What do the lines say from the one containing "Read all visible text" to the end of the records? Restate them word for word, and only those.

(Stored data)
----

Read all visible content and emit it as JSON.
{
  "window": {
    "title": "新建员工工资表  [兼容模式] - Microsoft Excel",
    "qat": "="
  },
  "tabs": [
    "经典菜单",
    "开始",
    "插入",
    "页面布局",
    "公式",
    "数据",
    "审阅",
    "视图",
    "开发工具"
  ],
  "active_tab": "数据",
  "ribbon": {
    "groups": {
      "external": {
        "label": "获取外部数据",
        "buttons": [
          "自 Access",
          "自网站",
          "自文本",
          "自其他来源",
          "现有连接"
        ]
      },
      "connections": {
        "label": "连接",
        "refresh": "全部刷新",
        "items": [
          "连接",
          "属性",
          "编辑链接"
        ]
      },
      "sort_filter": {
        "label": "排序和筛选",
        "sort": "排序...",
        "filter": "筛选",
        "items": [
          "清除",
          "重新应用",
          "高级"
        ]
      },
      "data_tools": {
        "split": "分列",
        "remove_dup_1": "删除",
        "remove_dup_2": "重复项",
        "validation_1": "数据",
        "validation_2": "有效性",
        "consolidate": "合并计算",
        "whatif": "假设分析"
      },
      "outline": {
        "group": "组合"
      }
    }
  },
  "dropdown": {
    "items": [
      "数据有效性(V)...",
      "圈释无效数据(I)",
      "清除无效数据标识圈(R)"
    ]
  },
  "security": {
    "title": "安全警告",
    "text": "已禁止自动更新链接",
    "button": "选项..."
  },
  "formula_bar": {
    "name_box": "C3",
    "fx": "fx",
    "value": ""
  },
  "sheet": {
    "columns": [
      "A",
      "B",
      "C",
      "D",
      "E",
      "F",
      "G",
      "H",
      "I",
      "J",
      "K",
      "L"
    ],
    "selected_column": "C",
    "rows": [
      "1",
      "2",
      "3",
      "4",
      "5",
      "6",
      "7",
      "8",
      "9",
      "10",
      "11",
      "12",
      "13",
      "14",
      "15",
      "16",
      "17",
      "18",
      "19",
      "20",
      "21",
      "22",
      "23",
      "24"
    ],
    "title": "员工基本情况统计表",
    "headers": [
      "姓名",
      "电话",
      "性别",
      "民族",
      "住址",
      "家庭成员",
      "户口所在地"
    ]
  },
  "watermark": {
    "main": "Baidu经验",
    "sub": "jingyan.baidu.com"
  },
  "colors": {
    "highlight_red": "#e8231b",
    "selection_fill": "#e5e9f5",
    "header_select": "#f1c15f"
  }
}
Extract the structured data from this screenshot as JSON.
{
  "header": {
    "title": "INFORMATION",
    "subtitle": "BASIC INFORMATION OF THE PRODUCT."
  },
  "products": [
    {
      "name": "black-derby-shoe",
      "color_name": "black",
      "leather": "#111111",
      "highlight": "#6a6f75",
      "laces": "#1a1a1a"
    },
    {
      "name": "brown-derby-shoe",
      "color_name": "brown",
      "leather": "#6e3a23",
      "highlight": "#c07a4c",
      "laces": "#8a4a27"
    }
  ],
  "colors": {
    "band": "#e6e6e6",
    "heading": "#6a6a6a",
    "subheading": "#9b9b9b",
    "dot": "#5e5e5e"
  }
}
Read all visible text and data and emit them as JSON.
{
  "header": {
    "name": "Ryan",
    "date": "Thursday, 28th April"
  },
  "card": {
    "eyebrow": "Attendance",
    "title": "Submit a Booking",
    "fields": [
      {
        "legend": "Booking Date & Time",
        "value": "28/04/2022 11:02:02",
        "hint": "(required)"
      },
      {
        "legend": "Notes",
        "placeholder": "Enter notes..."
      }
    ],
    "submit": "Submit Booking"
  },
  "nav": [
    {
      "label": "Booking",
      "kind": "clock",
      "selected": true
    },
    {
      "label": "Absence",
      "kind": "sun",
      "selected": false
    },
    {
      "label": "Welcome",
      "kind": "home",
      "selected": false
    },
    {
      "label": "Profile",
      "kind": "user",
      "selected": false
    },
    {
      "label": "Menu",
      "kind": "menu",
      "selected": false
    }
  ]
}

----

> Output below
Read all visible text and data and emit them as JSON.
{
  "header": {
    "name": "Ryan",
    "date": "Thursday, 28th April"
  },
  "card": {
    "eyebrow": "Attendance",
    "title": "Submit a Booking",
    "fields": [
      {
        "legend": "Booking Date & Time",
        "value": "28/04/2022 11:02:02",
        "hint": "(required)"
      },
      {
        "legend": "Notes",
        "placeholder": "Enter notes..."
      }
    ],
    "submit": "Submit Booking"
  },
  "nav": [
    {
      "label": "Booking",
      "kind": "clock",
      "selected": true
    },
    {
      "label": "Absence",
      "kind": "sun",
      "selected": false
    },
    {
      "label": "Welcome",
      "kind": "home",
      "selected": false
    },
    {
      "label": "Profile",
      "kind": "user",
      "selected": false
    },
    {
      "label": "Menu",
      "kind": "menu",
      "selected": false
    }
  ]
}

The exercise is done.